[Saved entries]

────────

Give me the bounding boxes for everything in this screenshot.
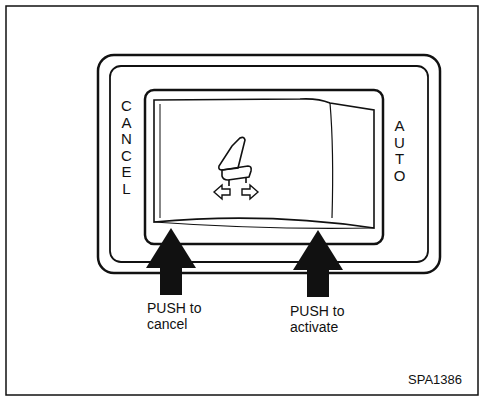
slide-arrows — [214, 185, 258, 199]
right-arrow — [242, 185, 258, 199]
push-arrow — [293, 230, 343, 297]
seat-rail — [229, 177, 246, 186]
switch-bezel — [110, 66, 428, 262]
push-arrow — [146, 228, 196, 295]
figure-code: SPA1386 — [408, 373, 462, 388]
seat-icon — [219, 137, 251, 186]
switch-legend: CANCEL — [119, 98, 134, 197]
rocker-edge — [160, 104, 161, 218]
switch-legend: AUTO — [392, 118, 407, 184]
instruction-label: PUSH to activate — [290, 303, 364, 335]
rocker-frame — [145, 90, 383, 244]
seat-cushion — [222, 166, 251, 180]
seat-back — [219, 137, 245, 170]
left-arrow — [214, 185, 230, 199]
rocker-edge — [154, 222, 374, 228]
figure-frame — [6, 6, 478, 395]
switch-housing — [98, 55, 440, 273]
instruction-label: PUSH to cancel — [147, 300, 211, 332]
rocker-face — [154, 99, 374, 228]
rocker-crease — [330, 103, 333, 218]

────────

Objective >> Rewrite every entry above with "push-arrow" changed to "press-arrow" and nothing else altered, omitting the pictures.

Solution for this task >>
Give me the bounding boxes for everything in this screenshot.
slide-arrows — [214, 185, 258, 199]
right-arrow — [242, 185, 258, 199]
press-arrow — [293, 230, 343, 297]
seat-rail — [229, 177, 246, 186]
switch-bezel — [110, 66, 428, 262]
press-arrow — [146, 228, 196, 295]
figure-code: SPA1386 — [408, 373, 462, 388]
seat-icon — [219, 137, 251, 186]
switch-legend: CANCEL — [119, 98, 134, 197]
rocker-edge — [160, 104, 161, 218]
switch-legend: AUTO — [392, 118, 407, 184]
instruction-label: PUSH to activate — [290, 303, 364, 335]
rocker-frame — [145, 90, 383, 244]
seat-cushion — [222, 166, 251, 180]
seat-back — [219, 137, 245, 170]
left-arrow — [214, 185, 230, 199]
rocker-edge — [154, 222, 374, 228]
figure-frame — [6, 6, 478, 395]
switch-housing — [98, 55, 440, 273]
instruction-label: PUSH to cancel — [147, 300, 211, 332]
rocker-face — [154, 99, 374, 228]
rocker-crease — [330, 103, 333, 218]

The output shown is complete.